**Requirements**
For each statement, say yes or no on whether it agrees with the description of the novel "No es un río" below, and quote the words from the description that decide it: (a) the Italian edition by Rizzoli won the XV IILA-Letteratura Award 2023; (b) Tilo is the son of El Negro; (c) the novel won The International Booker Prize.

No es un río
Published by
France Métailié / Brazil Todavía Livros / Italy Rizzoli /USA Graywolf Press / UK Charco Press / Germany Berenberg Verlag / Netherlands Uitgeverij Vleugels
Novel on the long-list for The International Booker Prize
Winner of the XV IILA-Letteratura Award 2023 (in its Italian version by Rizzoli, “Non è un fiume”)
The novel tells the story of two friends, Enero and El Negro, who take Tilo, the teenage son of Eusebio —their recently deceased friend— fishing to the Paraná River.While they drink and cook and talk and dance, they try to overcome the ghosts of their past and those of the present— their mood altered by wine and torpor.
This intimate, peculiar moment connecting the lives of these three men also links them to the lives of the local inhabitants of this nature universe, surrounded by water and ruled by its own laws.
There are losses, premature deaths… But there is also the stubborn vitality of nature: a bush covered with ancient trees, animals, birds; the river bearing life in its entrails, the people born and raised in this landscape which they protect with nails and teeth against intruders.
This story, that flows like the river, talks about the love between friends, the love of a mother for her daughters, and the love of the islanders for their river and everything that lives in it.

**Recorded information**

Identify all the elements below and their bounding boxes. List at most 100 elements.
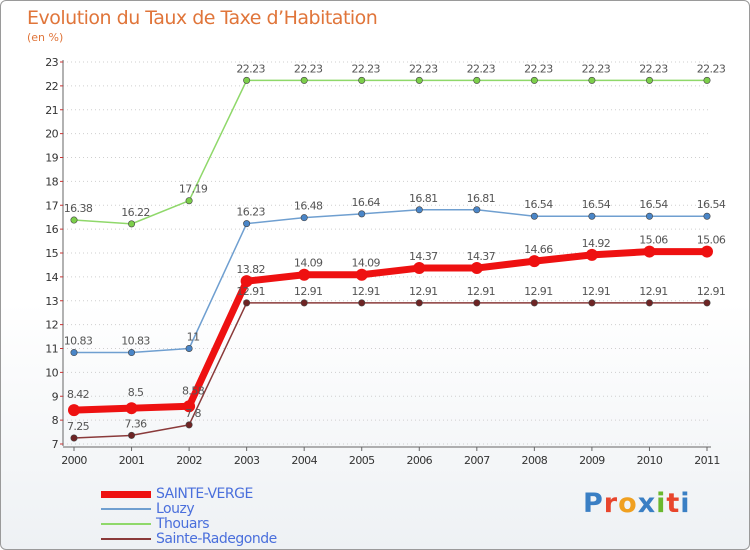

**Answer to this task**
(a) Yes: "Winner of the XV IILA-Letteratura Award 2023 (in its Italian version by Rizzoli, “Non è un fiume”)"
(b) No: "Tilo, the teenage son of Eusebio"
(c) No: "Novel on the long-list for The International Booker Prize"